Stored data:
•••••

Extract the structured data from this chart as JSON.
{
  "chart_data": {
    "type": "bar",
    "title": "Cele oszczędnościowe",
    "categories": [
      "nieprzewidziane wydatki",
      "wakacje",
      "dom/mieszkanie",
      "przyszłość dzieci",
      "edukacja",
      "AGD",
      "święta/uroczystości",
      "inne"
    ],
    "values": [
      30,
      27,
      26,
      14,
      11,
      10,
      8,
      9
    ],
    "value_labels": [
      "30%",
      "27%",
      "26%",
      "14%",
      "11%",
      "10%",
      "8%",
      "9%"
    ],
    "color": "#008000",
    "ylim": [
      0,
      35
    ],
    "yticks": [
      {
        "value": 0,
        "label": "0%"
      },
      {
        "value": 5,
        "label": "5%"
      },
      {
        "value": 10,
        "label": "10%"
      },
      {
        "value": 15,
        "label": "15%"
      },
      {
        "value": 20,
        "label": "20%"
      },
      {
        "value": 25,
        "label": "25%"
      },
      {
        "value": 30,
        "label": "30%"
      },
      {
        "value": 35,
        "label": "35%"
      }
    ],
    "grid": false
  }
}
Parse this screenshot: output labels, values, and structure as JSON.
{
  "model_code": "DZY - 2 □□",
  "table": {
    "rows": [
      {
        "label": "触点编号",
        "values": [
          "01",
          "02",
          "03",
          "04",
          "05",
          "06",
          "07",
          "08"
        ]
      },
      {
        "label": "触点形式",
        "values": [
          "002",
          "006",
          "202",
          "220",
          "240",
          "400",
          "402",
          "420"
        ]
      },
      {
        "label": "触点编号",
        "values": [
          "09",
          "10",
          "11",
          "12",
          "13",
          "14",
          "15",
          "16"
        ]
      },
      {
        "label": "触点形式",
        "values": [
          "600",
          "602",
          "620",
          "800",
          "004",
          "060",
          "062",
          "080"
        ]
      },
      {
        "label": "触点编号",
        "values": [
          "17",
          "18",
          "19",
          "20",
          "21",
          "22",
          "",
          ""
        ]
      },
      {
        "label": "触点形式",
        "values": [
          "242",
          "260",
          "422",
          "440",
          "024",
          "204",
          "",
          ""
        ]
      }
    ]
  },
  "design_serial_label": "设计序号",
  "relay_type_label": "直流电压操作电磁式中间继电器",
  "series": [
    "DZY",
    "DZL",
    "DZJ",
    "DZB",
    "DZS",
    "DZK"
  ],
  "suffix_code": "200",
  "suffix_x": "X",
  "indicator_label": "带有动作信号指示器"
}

•••••

WHAT TO WORK ON:
Retype nothing except the lines from the line holding "Parse this screenshot: output" through the last line of the entries, both included.

COMPLETE ANSWER:
Parse this screenshot: output labels, values, and structure as JSON.
{
  "model_code": "DZY - 2 □□",
  "table": {
    "rows": [
      {
        "label": "触点编号",
        "values": [
          "01",
          "02",
          "03",
          "04",
          "05",
          "06",
          "07",
          "08"
        ]
      },
      {
        "label": "触点形式",
        "values": [
          "002",
          "006",
          "202",
          "220",
          "240",
          "400",
          "402",
          "420"
        ]
      },
      {
        "label": "触点编号",
        "values": [
          "09",
          "10",
          "11",
          "12",
          "13",
          "14",
          "15",
          "16"
        ]
      },
      {
        "label": "触点形式",
        "values": [
          "600",
          "602",
          "620",
          "800",
          "004",
          "060",
          "062",
          "080"
        ]
      },
      {
        "label": "触点编号",
        "values": [
          "17",
          "18",
          "19",
          "20",
          "21",
          "22",
          "",
          ""
        ]
      },
      {
        "label": "触点形式",
        "values": [
          "242",
          "260",
          "422",
          "440",
          "024",
          "204",
          "",
          ""
        ]
      }
    ]
  },
  "design_serial_label": "设计序号",
  "relay_type_label": "直流电压操作电磁式中间继电器",
  "series": [
    "DZY",
    "DZL",
    "DZJ",
    "DZB",
    "DZS",
    "DZK"
  ],
  "suffix_code": "200",
  "suffix_x": "X",
  "indicator_label": "带有动作信号指示器"
}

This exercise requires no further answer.